----- Information shown -----
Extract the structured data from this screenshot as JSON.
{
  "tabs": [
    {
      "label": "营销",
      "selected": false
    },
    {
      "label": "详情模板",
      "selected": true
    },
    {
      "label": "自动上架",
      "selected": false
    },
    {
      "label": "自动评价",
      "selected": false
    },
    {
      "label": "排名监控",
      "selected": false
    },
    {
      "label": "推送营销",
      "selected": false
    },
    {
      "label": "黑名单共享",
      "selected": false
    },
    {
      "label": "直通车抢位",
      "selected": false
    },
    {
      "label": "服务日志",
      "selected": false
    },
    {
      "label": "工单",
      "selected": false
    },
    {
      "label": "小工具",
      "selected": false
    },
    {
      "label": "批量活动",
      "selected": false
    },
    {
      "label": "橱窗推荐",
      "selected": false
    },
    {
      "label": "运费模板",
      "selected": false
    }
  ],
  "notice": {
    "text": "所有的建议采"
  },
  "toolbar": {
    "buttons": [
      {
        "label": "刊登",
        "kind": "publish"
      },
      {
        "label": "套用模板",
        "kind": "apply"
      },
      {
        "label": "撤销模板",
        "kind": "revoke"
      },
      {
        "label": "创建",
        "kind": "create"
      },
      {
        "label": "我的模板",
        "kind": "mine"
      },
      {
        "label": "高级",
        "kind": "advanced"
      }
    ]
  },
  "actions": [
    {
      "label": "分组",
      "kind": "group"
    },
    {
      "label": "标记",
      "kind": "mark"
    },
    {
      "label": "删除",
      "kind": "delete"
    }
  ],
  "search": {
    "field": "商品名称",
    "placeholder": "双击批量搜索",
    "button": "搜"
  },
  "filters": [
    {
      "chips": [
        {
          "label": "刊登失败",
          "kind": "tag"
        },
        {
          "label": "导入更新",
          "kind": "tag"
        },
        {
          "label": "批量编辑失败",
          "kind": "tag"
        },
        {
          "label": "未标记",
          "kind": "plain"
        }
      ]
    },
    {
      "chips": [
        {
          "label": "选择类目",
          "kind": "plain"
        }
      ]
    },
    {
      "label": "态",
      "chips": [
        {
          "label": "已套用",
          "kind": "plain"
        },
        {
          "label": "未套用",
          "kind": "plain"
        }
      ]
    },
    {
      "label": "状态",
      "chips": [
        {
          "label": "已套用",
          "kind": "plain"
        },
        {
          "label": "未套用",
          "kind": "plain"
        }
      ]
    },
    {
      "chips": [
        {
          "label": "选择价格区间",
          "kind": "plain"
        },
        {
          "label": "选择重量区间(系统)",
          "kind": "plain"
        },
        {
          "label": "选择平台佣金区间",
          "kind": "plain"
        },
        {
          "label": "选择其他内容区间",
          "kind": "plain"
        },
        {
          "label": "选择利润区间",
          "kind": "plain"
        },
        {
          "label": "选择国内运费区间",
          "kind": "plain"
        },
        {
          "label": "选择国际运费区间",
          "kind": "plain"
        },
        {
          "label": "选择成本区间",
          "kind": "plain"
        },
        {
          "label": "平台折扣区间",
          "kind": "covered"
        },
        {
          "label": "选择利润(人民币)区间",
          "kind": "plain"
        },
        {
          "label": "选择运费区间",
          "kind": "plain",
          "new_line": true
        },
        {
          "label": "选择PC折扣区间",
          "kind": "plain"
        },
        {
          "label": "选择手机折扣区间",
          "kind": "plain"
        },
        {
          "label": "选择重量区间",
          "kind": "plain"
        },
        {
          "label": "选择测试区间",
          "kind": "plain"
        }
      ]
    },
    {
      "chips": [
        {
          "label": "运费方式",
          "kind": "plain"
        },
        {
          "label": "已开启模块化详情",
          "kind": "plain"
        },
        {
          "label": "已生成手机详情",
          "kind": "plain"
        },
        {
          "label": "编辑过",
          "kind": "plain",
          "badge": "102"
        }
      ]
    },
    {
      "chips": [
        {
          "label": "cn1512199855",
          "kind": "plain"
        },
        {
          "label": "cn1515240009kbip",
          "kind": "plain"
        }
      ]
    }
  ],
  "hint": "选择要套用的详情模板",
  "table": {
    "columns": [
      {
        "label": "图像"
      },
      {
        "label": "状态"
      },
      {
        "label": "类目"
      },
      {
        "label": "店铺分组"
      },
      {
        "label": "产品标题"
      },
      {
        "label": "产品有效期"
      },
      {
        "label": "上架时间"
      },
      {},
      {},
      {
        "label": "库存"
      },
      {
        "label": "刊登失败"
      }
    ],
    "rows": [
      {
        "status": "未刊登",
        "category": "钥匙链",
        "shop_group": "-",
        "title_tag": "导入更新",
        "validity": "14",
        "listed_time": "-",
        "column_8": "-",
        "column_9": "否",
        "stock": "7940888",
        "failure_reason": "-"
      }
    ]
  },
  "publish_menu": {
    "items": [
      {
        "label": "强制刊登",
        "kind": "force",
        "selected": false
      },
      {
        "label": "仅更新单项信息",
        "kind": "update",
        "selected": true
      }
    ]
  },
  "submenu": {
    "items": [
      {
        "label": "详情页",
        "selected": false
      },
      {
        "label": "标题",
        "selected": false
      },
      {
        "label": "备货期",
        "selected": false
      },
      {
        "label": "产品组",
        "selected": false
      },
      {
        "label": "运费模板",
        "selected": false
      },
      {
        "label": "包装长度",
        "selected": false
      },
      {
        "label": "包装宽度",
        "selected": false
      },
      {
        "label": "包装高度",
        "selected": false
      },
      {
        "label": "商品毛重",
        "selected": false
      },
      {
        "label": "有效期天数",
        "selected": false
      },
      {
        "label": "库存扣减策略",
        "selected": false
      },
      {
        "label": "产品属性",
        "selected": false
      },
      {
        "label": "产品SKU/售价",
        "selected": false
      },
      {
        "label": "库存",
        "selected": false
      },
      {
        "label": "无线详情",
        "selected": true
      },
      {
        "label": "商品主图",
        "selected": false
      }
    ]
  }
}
-----
[Brief]
Tally the lines in the records above that contain the word "true", and give only that number.

[Response below]
4